== TEXT PASSAGE ==

Clause 15: The apparatus of clauses 10-14, wherein cause the UI presented by the apparatus to operate in accordance with the selected one of the plurality of UI states comprises causing a UI object in the UI presented by the apparatus to be presented in a full screen mode of operation.

Clause 16: A computer storage medium having computer executable instructions stored thereon which, when executed by one or more processors, cause the processors to: receive data identifying first brain activity of a user of a computing device and first data identifying a location of a gaze of the user while operating the computing device; select a state for a UI provided by the computing device based, at least in part, upon the data identifying the first brain activity of the user and the first data identifying the location of the gaze of the user while operating the computing device; and cause the UI provided by the computing device to operate in accordance with the selected UI state.

Clause 17: The computer storage medium of clause 16, having further computer executable instructions stored thereon to expose data identifying the selected UI state by way of an application programming interface (API).

Clause 18: The computer storage medium of clauses 16-17, wherein the state for the UI provided by the computing device is selected utilizing a machine learning model trained using data identifying second brain activity of the user of the computing device and data identifying a second location of a gaze of the user.

Clause 19: The computer storage medium of clauses 16-18, wherein cause the UI provided by the computing device to operate in accordance with the selected UI state comprises modifying a focus of one or more UI objects in the UI provided by the computing device.

===
== DATASET EXCERPT ==

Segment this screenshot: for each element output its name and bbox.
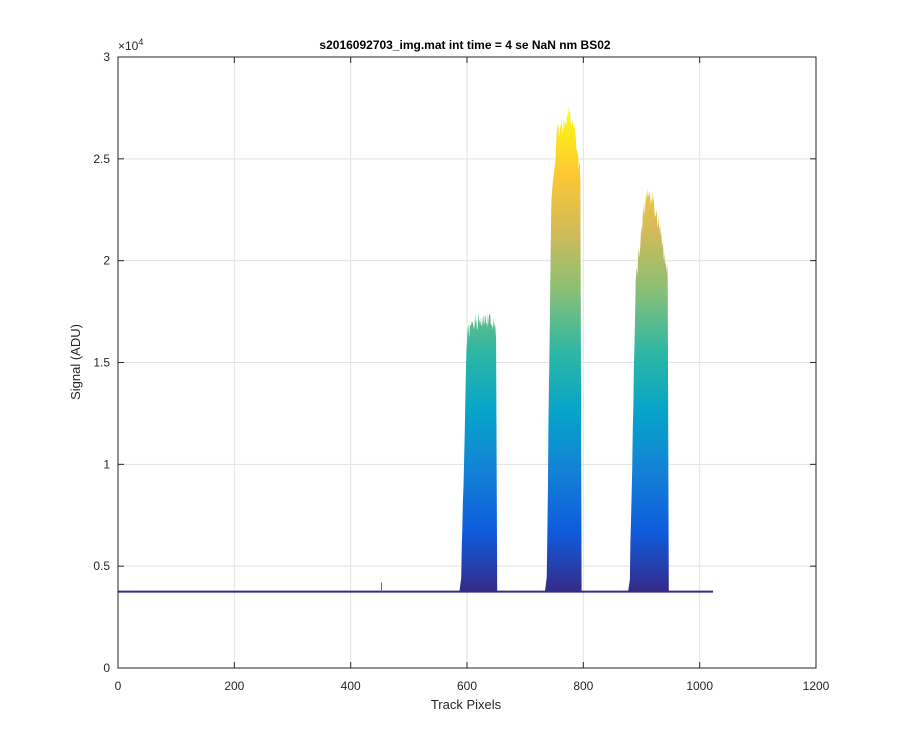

===

**WHAT IS EXPECTED**
Rewrite the stretch of the patent clauses from "Clause 18: The" through "of the user.", changing "machine learning model" to "neural network".

**WORKED SOLUTION**
Clause 18: The computer storage medium of clauses 16-17, wherein the state for the UI provided by the computing device is selected utilizing a neural network trained using data identifying second brain activity of the user of the computing device and data identifying a second location of a gaze of the user.